===== Data lines
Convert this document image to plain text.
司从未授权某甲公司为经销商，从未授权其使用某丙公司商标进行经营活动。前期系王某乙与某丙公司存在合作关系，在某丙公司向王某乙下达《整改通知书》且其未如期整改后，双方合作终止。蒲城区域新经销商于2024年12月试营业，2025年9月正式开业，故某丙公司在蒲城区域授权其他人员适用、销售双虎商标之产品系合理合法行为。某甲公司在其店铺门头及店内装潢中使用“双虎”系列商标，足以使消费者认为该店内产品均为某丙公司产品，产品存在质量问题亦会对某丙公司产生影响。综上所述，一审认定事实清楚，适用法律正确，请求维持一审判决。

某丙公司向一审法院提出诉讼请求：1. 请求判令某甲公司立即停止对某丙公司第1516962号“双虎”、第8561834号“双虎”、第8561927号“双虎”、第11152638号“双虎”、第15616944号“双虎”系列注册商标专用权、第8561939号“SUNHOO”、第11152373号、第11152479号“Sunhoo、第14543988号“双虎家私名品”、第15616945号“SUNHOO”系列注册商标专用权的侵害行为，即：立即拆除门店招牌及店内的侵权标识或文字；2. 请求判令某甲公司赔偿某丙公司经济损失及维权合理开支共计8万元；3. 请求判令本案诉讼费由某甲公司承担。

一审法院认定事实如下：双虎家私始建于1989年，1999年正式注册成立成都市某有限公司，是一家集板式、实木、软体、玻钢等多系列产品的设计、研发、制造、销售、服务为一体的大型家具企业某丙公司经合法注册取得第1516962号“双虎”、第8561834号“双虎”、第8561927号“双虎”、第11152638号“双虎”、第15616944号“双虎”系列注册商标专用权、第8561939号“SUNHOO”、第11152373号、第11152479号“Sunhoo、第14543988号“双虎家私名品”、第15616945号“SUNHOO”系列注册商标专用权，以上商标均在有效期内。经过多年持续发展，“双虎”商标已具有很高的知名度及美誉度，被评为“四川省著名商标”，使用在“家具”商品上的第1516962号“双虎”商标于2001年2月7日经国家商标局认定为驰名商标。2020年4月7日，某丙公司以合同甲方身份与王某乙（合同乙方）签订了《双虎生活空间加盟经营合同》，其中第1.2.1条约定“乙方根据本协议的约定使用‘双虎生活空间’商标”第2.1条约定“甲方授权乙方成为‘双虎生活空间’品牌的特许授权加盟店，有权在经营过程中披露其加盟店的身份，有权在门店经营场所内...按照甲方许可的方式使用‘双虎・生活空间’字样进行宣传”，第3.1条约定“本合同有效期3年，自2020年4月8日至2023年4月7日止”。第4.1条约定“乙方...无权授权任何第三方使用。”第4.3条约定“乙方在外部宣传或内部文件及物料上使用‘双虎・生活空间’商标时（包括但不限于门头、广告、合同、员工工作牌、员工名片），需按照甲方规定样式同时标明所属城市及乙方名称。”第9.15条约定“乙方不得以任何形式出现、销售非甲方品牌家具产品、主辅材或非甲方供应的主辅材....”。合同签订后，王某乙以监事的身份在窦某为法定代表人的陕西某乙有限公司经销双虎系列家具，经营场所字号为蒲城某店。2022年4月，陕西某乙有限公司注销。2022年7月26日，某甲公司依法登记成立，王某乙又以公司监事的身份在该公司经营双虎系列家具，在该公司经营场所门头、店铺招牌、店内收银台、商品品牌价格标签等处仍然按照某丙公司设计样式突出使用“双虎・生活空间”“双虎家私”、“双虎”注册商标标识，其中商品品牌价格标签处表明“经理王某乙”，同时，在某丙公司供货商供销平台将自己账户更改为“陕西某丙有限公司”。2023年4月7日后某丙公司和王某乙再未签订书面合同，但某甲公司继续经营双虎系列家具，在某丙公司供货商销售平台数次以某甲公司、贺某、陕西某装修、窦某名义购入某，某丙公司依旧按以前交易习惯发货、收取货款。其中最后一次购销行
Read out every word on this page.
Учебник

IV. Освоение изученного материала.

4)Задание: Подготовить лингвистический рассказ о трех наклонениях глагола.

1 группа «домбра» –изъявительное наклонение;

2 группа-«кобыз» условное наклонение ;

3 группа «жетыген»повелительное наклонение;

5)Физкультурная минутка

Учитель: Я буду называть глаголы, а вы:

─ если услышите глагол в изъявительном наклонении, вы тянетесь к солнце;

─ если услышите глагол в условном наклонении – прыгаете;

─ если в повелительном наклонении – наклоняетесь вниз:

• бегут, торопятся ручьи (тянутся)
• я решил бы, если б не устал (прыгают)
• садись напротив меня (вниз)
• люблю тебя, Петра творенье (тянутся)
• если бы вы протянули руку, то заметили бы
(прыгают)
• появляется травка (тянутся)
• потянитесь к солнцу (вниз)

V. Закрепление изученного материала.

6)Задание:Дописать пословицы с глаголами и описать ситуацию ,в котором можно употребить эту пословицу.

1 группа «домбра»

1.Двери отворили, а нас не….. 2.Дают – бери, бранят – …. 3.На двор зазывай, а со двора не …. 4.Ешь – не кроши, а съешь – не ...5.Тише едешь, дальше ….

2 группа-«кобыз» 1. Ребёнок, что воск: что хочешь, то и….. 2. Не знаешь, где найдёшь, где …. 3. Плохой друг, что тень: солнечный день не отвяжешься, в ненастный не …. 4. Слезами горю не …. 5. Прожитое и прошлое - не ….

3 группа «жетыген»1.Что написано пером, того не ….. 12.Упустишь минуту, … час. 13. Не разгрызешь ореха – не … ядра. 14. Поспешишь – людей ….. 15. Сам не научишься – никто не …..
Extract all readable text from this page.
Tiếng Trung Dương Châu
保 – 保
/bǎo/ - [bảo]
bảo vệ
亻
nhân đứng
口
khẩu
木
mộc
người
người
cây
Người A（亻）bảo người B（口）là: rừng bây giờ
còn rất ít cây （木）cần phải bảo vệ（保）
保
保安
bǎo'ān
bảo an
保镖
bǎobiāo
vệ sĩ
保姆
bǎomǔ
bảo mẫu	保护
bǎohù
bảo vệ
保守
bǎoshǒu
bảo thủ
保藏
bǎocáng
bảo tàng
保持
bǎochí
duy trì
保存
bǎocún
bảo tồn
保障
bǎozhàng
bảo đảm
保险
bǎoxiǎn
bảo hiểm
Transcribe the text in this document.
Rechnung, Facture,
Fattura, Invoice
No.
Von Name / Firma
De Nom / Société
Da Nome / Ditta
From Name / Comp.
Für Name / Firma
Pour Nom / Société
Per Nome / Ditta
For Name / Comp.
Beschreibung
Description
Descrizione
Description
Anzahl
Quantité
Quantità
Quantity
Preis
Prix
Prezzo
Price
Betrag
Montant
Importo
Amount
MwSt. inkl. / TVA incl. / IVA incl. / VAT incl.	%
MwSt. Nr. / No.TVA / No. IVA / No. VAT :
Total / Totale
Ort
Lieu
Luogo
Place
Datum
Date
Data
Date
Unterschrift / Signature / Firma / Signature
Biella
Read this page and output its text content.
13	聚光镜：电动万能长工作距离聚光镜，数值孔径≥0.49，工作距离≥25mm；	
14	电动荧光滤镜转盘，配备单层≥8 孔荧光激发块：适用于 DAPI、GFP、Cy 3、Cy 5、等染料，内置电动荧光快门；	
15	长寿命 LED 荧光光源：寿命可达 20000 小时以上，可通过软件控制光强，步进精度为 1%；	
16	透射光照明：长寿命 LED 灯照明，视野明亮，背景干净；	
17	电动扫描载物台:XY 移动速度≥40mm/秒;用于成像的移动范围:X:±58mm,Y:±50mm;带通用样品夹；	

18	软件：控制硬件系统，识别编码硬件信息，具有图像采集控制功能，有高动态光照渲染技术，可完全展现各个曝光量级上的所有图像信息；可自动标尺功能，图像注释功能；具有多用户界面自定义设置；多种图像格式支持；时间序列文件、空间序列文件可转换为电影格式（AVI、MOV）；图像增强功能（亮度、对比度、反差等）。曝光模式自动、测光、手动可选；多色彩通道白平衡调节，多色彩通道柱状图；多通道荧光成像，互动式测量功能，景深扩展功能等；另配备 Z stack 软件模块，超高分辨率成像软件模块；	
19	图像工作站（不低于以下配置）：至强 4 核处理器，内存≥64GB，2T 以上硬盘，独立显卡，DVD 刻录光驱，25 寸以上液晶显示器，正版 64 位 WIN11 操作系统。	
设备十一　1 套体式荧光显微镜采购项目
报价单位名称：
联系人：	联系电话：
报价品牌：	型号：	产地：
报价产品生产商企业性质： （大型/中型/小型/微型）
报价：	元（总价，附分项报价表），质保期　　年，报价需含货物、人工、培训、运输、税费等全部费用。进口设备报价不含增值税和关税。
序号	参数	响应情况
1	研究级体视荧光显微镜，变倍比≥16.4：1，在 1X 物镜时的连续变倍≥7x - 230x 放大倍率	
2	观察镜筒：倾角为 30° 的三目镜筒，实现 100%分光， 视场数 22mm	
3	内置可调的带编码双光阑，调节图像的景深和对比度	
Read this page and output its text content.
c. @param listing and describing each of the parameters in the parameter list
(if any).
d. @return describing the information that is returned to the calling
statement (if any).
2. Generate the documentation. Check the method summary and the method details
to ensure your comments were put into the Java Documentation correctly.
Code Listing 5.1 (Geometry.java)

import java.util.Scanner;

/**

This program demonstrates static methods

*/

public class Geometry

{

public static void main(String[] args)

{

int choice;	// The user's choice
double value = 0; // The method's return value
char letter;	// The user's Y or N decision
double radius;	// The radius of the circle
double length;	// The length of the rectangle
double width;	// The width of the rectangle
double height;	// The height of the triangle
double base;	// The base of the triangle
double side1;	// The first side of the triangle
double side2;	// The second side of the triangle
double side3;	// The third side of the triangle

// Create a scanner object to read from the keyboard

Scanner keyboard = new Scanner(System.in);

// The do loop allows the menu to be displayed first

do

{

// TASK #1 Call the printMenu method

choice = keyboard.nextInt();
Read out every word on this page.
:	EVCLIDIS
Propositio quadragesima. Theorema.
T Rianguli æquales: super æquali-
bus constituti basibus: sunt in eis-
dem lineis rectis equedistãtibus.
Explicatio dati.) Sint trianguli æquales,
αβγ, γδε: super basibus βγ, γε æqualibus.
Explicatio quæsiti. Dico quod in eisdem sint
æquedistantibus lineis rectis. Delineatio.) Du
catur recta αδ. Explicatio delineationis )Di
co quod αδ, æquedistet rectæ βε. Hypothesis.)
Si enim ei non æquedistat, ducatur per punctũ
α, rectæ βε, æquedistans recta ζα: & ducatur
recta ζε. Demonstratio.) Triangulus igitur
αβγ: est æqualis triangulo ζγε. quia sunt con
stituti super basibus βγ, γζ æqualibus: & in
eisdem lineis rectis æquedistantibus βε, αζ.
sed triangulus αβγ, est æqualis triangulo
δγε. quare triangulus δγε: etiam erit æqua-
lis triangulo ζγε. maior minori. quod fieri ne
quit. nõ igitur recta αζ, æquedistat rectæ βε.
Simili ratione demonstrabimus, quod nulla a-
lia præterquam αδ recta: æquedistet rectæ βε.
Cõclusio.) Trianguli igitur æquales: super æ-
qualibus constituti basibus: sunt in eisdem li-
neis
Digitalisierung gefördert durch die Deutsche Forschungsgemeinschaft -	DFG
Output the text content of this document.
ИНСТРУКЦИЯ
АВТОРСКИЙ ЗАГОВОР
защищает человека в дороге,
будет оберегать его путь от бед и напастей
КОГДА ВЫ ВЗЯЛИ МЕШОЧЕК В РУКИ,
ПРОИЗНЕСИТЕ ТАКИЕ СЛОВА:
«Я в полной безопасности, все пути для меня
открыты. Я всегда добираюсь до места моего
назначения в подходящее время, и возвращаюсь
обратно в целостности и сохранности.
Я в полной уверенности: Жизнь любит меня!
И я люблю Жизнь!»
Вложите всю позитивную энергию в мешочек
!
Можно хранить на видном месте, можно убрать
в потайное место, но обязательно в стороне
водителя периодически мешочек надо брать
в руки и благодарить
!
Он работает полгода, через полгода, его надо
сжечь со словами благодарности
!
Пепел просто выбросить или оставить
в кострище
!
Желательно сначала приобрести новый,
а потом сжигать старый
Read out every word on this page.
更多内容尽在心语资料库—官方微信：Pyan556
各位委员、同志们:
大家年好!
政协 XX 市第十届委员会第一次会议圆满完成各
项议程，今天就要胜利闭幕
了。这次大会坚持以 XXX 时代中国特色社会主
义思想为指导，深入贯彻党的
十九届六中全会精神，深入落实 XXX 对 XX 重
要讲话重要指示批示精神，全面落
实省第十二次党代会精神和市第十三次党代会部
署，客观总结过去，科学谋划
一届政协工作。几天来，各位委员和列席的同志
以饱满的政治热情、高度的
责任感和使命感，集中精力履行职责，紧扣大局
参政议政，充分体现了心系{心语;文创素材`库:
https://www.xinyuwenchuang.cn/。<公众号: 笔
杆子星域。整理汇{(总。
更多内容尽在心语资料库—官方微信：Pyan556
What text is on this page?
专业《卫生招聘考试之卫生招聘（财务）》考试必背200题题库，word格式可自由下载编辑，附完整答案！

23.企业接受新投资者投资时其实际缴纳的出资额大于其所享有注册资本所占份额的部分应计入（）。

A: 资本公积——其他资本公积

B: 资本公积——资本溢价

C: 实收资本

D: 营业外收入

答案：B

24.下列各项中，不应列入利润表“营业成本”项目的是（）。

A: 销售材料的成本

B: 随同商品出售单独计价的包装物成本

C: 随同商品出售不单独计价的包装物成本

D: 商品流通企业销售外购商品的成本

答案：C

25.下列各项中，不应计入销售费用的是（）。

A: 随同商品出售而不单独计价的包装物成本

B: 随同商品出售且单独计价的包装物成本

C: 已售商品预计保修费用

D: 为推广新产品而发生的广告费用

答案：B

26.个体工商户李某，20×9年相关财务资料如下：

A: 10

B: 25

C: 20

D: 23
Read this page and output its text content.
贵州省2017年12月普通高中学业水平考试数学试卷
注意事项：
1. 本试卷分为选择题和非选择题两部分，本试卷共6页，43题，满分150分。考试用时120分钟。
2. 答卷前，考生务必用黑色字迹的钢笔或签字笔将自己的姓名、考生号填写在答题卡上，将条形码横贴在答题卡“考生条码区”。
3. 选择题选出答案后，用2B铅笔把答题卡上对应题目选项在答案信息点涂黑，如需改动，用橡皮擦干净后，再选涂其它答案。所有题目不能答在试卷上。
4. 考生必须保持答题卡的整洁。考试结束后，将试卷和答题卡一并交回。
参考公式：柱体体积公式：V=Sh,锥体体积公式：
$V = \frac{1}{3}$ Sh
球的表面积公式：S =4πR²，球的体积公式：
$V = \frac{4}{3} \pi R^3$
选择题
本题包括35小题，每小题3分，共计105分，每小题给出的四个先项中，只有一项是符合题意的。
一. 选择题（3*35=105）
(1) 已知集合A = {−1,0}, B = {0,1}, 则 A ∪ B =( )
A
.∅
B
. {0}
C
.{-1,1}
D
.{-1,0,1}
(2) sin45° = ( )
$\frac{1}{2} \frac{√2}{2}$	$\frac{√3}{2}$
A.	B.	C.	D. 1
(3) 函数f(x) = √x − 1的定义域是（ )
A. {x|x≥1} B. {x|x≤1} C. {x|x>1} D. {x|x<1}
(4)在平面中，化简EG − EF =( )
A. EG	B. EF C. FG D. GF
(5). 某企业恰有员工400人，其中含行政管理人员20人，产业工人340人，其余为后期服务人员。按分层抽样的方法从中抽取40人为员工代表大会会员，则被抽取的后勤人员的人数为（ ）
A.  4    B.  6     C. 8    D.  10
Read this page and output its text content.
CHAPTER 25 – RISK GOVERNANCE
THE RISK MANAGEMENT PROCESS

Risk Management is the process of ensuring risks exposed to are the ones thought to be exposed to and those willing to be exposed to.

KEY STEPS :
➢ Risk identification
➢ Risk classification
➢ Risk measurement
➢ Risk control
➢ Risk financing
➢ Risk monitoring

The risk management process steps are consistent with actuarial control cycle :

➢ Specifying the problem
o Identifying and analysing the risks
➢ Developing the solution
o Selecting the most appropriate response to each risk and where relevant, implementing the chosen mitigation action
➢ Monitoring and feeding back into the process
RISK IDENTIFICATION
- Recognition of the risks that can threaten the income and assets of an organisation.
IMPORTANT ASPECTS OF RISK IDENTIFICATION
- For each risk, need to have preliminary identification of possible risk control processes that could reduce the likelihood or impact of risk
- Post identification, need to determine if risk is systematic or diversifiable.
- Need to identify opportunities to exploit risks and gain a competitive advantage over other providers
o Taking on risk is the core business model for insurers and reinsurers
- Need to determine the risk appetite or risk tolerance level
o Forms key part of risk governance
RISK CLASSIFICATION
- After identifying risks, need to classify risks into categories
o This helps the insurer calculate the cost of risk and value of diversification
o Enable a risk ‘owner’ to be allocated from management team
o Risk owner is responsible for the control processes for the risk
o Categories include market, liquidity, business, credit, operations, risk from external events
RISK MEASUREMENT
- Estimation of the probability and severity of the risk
==========
Find the lines above holding the word "into" and show them.

Problem solution:
to ensure your comments were put into the Java Documentation correctly.
➢ Monitoring and feeding back into the process
- After identifying risks, need to classify risks into categories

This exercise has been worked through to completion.